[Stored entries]
-.-.-

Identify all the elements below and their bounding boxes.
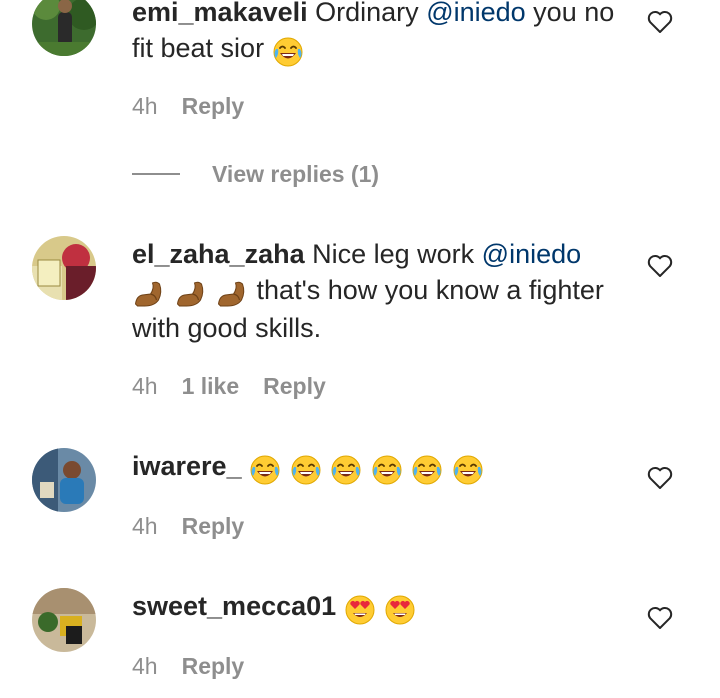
comment-username[interactable]: iwarere_ (132, 451, 242, 481)
comment-meta: 4h Reply (132, 93, 244, 120)
face-with-tears-of-joy-icon (371, 454, 402, 485)
reply-button[interactable]: Reply (182, 93, 245, 120)
comment-time: 4h (132, 513, 158, 539)
reply-button[interactable]: Reply (182, 513, 245, 540)
comment-username[interactable]: emi_makaveli (132, 0, 308, 27)
face-with-tears-of-joy-icon (452, 454, 483, 485)
view-replies-button[interactable]: View replies (1) (132, 158, 379, 190)
flexed-biceps-icon (217, 281, 245, 307)
comment-text: emi_makaveli Ordinary @iniedo you no fit… (132, 0, 622, 68)
flexed-biceps-icon (176, 281, 203, 307)
heart-outline-icon[interactable] (647, 254, 673, 278)
comment-body: Nice leg work (304, 239, 482, 269)
face-with-tears-of-joy-icon (272, 36, 303, 67)
avatar[interactable] (32, 0, 96, 56)
heart-outline-icon[interactable] (647, 466, 673, 490)
emoji-group (132, 274, 249, 310)
emoji-group (249, 450, 485, 486)
avatar[interactable] (32, 588, 96, 652)
comment-time: 4h (132, 373, 158, 399)
emoji-group (344, 590, 418, 626)
mention-link[interactable]: @iniedo (482, 239, 581, 269)
comment-text: sweet_mecca01 (132, 588, 622, 626)
comment-time: 4h (132, 93, 158, 119)
comment-meta: 4h Reply (132, 653, 244, 680)
face-with-tears-of-joy-icon (290, 454, 321, 485)
likes-count[interactable]: 1 like (182, 373, 240, 400)
comment-time: 4h (132, 653, 158, 679)
heart-outline-icon[interactable] (647, 606, 673, 630)
reply-button[interactable]: Reply (263, 373, 326, 400)
mention-link[interactable]: @iniedo (426, 0, 525, 27)
comment-username[interactable]: sweet_mecca01 (132, 591, 336, 621)
smiling-face-with-heart-eyes-icon (385, 595, 415, 625)
divider (132, 173, 180, 175)
face-with-tears-of-joy-icon (250, 454, 281, 485)
face-with-tears-of-joy-icon (412, 454, 443, 485)
comment-username[interactable]: el_zaha_zaha (132, 239, 305, 269)
comment-meta: 4h Reply (132, 513, 244, 540)
reply-button[interactable]: Reply (182, 653, 245, 680)
comment-text: iwarere_ (132, 448, 622, 486)
heart-outline-icon[interactable] (647, 10, 673, 34)
smiling-face-with-heart-eyes-icon (345, 595, 375, 625)
comment-body: Ordinary (307, 0, 427, 27)
comment-text: el_zaha_zaha Nice leg work @iniedo that'… (132, 236, 622, 346)
comment-meta: 4h 1 like Reply (132, 373, 326, 400)
face-with-tears-of-joy-icon (331, 454, 362, 485)
view-replies-label: View replies (1) (212, 160, 380, 187)
emoji-group (272, 32, 305, 68)
flexed-biceps-icon (134, 281, 162, 307)
avatar[interactable] (32, 236, 96, 300)
avatar[interactable] (32, 448, 96, 512)
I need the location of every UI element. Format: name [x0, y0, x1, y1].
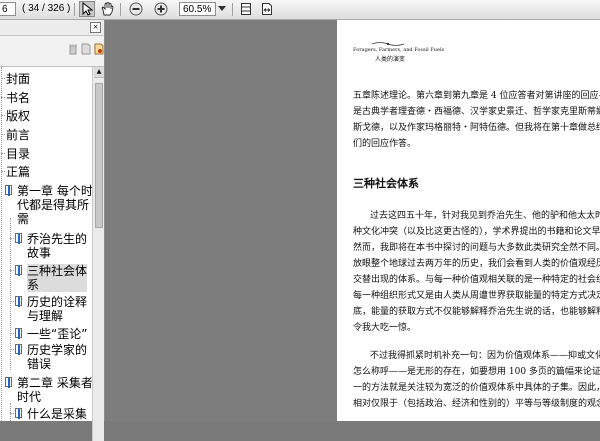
fit-page-icon: [241, 3, 251, 15]
bookmarks-toolbar: [0, 36, 104, 67]
section-heading: 三种社会体系: [353, 177, 419, 190]
body-line: 令我大吃一惊。: [353, 323, 417, 333]
cursor-arrow-icon: [82, 2, 93, 16]
bookmark-label: 前言: [6, 128, 31, 142]
body-line: 种文化冲突（以及比这更古怪的），学术界提出的书籍和论文早已堆积: [353, 227, 600, 237]
bookmark-label: 历史学家的 错误: [27, 343, 88, 371]
hand-icon: [101, 2, 114, 16]
zoom-in-button[interactable]: [153, 1, 169, 17]
scrollbar-thumb[interactable]: [95, 83, 103, 228]
toolbar-separator: [120, 3, 121, 16]
body-line: 怎么称呼——是无形的存在，如要想用 100 多页的篇幅来论证这个问: [353, 367, 600, 377]
bookmarks-scrollbar[interactable]: ▲: [92, 67, 104, 441]
zoom-level-input[interactable]: 60.5%: [179, 2, 216, 16]
pdf-page: Foragers, Farmers, and Fossil Fuels 人类的演…: [337, 20, 600, 421]
bookmark-label: 一些“歪论”: [27, 327, 88, 341]
body-line: 们的回应作答。: [353, 139, 417, 149]
bookmark-page-icon: [15, 328, 22, 339]
bookmark-label: 书名: [6, 91, 31, 105]
bookmark-page-icon: [15, 233, 22, 244]
bookmark-label: 第二章 采集者 时代: [17, 376, 92, 404]
bookmark-label: 历史的诠释 与理解: [27, 295, 88, 323]
body-line: 是古典学者理查德・西福德、汉学家史景迁、哲学家克里斯蒂娜・M: [353, 107, 600, 117]
fit-page-button[interactable]: [238, 1, 254, 17]
fit-width-icon: [262, 3, 272, 15]
bookmarks-panel: × 封面 书名 版权 前言 目录 正篇 第一章 每个时 代都是得其所 需 乔治先…: [0, 20, 105, 441]
body-line: 不过我得抓紧时机补充一句：因为价值观体系——抑或文化，或: [370, 351, 600, 361]
chevron-down-icon: [218, 6, 226, 11]
bookmark-label: 目录: [6, 147, 31, 161]
bookmark-label: 乔治先生的 故事: [27, 232, 88, 260]
body-line: 五章陈述理论。第六章到第九章是 4 位应答者对第讲座的回应——他: [353, 91, 600, 101]
body-line: 底，能量的获取方式不仅能够解释乔治先生说的话，也能够解释他和: [353, 307, 600, 317]
new-bookmark-icon[interactable]: [81, 40, 91, 55]
body-line: 然而，我即将在本书中探讨的问题与大多数此类研究全然不同。在我: [353, 243, 600, 253]
page-header-title-cn: 人类的演变: [375, 56, 406, 63]
bookmark-page-icon: [15, 344, 22, 355]
bookmark-label: 封面: [6, 72, 31, 86]
body-line: 每一种组织形式又是由人类从周遭世界获取能量的特定方式决定的。: [353, 291, 600, 301]
hand-tool-button[interactable]: [99, 1, 115, 17]
scroll-up-icon[interactable]: ▲: [94, 67, 104, 78]
page-count-label: ( 34 / 326 ): [22, 3, 71, 14]
bookmark-page-icon: [15, 265, 22, 276]
bookmark-label: 正篇: [6, 165, 31, 179]
delete-bookmark-icon[interactable]: [68, 40, 78, 55]
ornament-icon: [371, 42, 405, 46]
zoom-out-button[interactable]: [128, 1, 144, 17]
toolbar-separator: [232, 3, 233, 16]
bookmark-label: 第一章 每个时 代都是得其所 需: [17, 184, 92, 226]
bookmark-label: 版权: [6, 109, 31, 123]
bookmarks-panel-header: ×: [0, 20, 104, 36]
bookmark-options-icon[interactable]: [94, 40, 104, 55]
bookmark-page-icon: [15, 408, 22, 419]
fit-width-button[interactable]: [259, 1, 275, 17]
body-line: 过去这四五十年，针对我见到乔治先生、他的驴和他太太时所遭: [370, 211, 600, 221]
select-tool-button[interactable]: [79, 1, 95, 17]
minus-circle-icon: [129, 2, 143, 16]
body-line: 相对仅限于（包括政治、经济和性别的）平等与等级制度的观念，以及: [353, 399, 600, 409]
body-line: 放眼整个地球过去两万年的历史，我们会看到人类的价值观经历了三: [353, 259, 600, 269]
toolbar-separator: [74, 3, 75, 16]
bookmark-page-icon: [5, 185, 12, 196]
body-line: 一的方法就是关注较为宽泛的价值观体系中具体的子集。因此，我在: [353, 383, 600, 393]
bookmark-label: 三种社会体 系: [27, 264, 88, 292]
close-icon[interactable]: ×: [90, 22, 101, 33]
plus-circle-icon: [154, 2, 168, 16]
zoom-dropdown-button[interactable]: [216, 1, 228, 17]
bookmark-label: 什么是采集 者？: [27, 407, 88, 421]
bookmark-tree: 封面 书名 版权 前言 目录 正篇 第一章 每个时 代都是得其所 需 乔治先生的…: [0, 67, 92, 421]
page-number-input[interactable]: 6: [0, 2, 16, 16]
bookmark-page-icon: [5, 377, 12, 388]
page-header-title-en: Foragers, Farmers, and Fossil Fuels: [353, 47, 445, 53]
body-line: 斯戈德，以及作家玛格丽特・阿特伍德。但我将在第十章做总结而回: [353, 123, 600, 133]
bookmark-page-icon: [15, 296, 22, 307]
toolbar: 6 ( 34 / 326 ) 60.5%: [0, 0, 600, 20]
body-line: 交替出现的体系。与每一种价值观相关联的是一种特定的社会组织形: [353, 275, 600, 285]
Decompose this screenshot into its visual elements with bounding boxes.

-.-.-

◆ Your objective:
Can you reproduce the rows between the line holding "fit-page-icon: [241, 3, 251, 15]" and the line holding "scrollbar-thumb[interactable]: [95, 83, 103, 228]", inclusive, swapping "bookmark-label" for "outline-label" and leaving everything else unchanged?

◆ Solution below:
fit-page-icon: [241, 3, 251, 15]
bookmarks-toolbar: [0, 36, 104, 67]
section-heading: 三种社会体系: [353, 177, 419, 190]
body-line: 令我大吃一惊。: [353, 323, 417, 333]
cursor-arrow-icon: [82, 2, 93, 16]
outline-label: 前言: [6, 128, 31, 142]
body-line: 种文化冲突（以及比这更古怪的），学术界提出的书籍和论文早已堆积: [353, 227, 600, 237]
outline-label: 历史学家的 错误: [27, 343, 88, 371]
hand-icon: [101, 2, 114, 16]
zoom-in-button[interactable]: [153, 1, 169, 17]
scrollbar-thumb[interactable]: [95, 83, 103, 228]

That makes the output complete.